→ **Given instruction**:
Which lines hold the word "Добкина"? Copy each one.

→ **Given data**:
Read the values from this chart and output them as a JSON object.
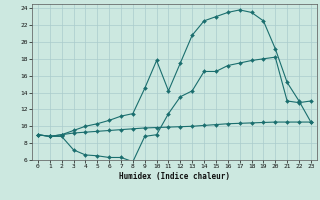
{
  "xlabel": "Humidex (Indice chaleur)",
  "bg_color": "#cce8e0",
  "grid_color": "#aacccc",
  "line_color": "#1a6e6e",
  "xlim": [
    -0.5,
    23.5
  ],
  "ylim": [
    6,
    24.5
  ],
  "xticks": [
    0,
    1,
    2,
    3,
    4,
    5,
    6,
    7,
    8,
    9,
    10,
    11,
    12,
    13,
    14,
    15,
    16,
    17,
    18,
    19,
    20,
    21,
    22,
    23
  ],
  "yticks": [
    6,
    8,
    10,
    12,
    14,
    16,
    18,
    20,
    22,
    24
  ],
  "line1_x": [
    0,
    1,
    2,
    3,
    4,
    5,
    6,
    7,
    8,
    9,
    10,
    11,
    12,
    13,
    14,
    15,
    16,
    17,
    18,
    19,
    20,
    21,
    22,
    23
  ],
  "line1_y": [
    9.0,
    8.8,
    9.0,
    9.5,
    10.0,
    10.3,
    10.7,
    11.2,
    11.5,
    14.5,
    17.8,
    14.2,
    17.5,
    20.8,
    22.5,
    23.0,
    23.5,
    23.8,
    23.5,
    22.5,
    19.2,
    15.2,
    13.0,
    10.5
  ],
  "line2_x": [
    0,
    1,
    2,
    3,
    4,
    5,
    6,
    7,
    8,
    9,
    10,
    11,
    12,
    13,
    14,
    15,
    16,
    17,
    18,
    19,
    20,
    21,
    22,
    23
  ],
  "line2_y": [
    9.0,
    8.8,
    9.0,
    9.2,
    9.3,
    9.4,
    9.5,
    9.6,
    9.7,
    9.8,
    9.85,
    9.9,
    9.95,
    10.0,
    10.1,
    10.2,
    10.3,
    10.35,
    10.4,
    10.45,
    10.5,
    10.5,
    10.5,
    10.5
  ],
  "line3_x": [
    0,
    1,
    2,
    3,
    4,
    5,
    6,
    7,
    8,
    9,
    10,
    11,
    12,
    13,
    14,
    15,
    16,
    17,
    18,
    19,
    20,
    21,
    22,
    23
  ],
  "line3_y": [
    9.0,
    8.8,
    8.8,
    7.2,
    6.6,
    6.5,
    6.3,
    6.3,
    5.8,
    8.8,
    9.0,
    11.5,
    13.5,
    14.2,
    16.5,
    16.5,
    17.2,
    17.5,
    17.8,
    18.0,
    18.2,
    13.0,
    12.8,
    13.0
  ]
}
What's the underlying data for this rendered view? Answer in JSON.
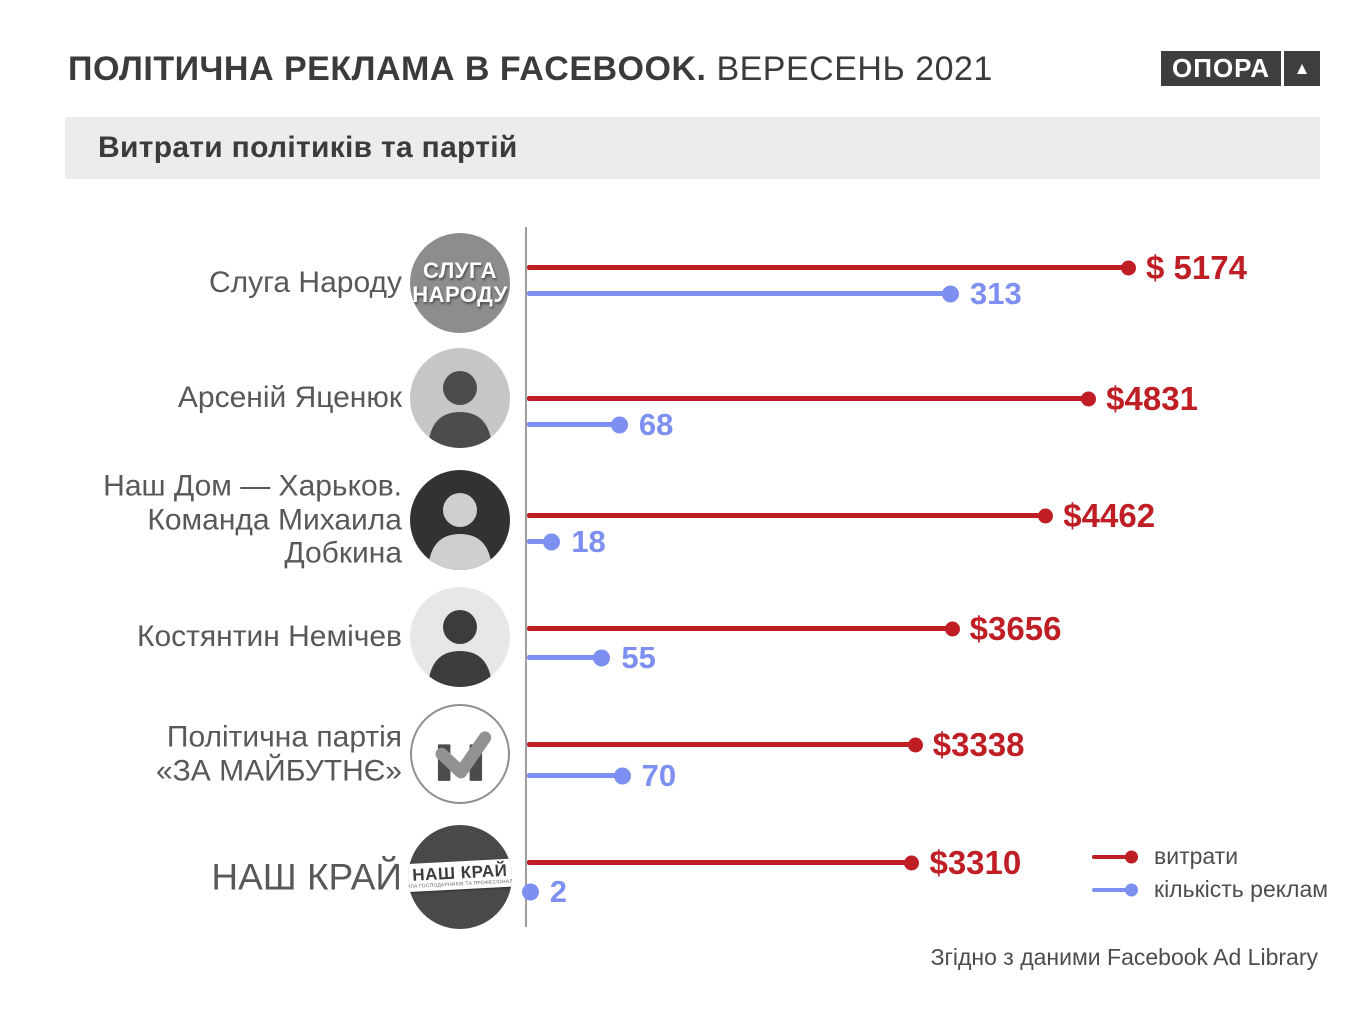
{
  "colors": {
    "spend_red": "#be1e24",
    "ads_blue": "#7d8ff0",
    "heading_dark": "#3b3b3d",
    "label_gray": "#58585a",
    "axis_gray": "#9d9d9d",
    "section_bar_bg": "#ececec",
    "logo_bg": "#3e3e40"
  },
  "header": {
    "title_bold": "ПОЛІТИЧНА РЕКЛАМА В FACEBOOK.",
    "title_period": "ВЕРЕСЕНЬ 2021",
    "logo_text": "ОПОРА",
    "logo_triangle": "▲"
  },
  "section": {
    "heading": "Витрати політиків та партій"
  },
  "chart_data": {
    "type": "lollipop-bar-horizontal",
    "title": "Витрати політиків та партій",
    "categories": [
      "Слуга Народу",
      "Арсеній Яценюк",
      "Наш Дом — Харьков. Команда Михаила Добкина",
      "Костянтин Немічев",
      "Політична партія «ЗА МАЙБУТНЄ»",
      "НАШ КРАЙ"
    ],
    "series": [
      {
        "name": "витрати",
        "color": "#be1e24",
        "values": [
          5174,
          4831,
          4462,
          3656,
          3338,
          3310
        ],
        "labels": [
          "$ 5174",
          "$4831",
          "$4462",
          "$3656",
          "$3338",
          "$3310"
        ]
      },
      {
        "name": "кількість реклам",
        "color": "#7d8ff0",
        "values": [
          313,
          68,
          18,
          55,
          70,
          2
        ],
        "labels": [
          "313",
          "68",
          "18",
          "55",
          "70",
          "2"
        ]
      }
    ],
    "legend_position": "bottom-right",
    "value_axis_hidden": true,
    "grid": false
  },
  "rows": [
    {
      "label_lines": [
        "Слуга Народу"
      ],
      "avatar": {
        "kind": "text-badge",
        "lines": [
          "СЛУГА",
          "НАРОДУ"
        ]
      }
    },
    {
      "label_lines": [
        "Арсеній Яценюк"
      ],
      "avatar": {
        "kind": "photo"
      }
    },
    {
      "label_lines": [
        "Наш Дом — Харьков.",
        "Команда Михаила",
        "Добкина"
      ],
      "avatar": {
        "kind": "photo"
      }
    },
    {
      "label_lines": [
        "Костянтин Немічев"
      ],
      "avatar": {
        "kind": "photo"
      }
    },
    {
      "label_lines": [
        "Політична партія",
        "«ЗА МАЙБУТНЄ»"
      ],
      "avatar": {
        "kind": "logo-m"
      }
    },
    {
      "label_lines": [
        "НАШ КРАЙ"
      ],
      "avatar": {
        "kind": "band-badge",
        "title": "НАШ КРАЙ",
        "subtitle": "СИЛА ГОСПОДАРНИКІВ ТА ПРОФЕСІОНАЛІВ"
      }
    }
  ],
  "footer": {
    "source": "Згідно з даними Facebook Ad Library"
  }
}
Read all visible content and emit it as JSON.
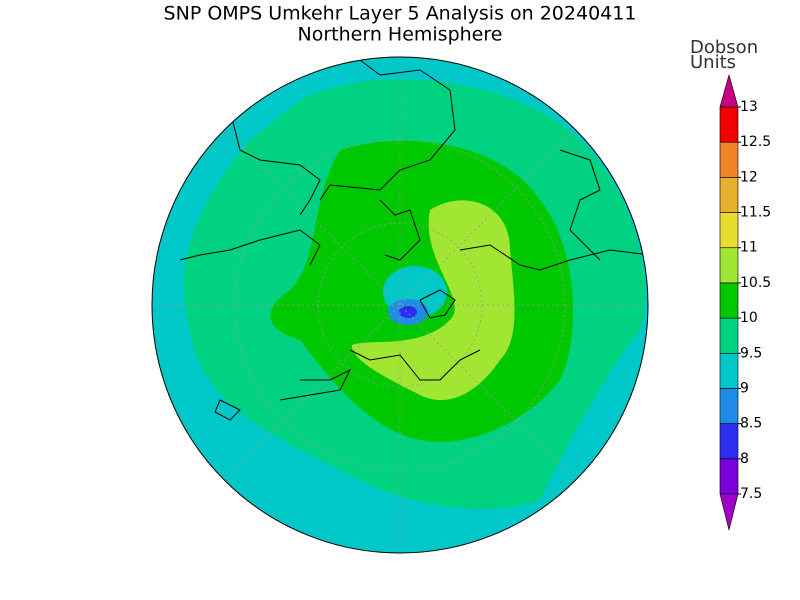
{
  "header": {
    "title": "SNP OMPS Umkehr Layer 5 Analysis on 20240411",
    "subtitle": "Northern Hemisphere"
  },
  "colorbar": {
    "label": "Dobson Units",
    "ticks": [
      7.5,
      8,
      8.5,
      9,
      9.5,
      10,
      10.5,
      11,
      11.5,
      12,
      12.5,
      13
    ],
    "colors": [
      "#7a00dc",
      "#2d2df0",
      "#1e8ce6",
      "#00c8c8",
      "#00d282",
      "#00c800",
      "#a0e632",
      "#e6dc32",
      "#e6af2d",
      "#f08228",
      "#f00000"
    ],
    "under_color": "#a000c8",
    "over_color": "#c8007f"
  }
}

* * *

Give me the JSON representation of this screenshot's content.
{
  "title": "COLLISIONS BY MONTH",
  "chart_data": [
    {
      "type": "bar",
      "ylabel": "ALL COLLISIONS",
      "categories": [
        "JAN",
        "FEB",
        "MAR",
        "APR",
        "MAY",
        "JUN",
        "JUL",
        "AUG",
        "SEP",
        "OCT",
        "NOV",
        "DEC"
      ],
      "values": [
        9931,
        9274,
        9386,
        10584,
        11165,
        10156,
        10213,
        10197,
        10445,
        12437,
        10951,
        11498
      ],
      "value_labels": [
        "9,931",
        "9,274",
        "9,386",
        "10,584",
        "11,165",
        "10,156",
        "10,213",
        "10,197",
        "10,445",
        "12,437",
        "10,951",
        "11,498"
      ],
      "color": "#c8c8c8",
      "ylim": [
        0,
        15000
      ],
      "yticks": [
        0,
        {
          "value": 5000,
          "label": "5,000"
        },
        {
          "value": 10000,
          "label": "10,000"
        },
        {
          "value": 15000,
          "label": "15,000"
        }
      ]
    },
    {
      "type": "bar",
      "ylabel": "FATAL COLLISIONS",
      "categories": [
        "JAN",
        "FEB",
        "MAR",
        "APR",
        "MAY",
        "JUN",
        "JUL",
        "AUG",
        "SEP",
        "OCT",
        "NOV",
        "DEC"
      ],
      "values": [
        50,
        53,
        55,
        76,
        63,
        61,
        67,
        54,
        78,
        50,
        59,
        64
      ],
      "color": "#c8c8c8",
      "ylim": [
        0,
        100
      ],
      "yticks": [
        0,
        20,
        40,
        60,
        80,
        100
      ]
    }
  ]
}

→ **Answer for the task**:
      "Наш Дом — Харьков. Команда Михаила Добкина",
        "Добкина"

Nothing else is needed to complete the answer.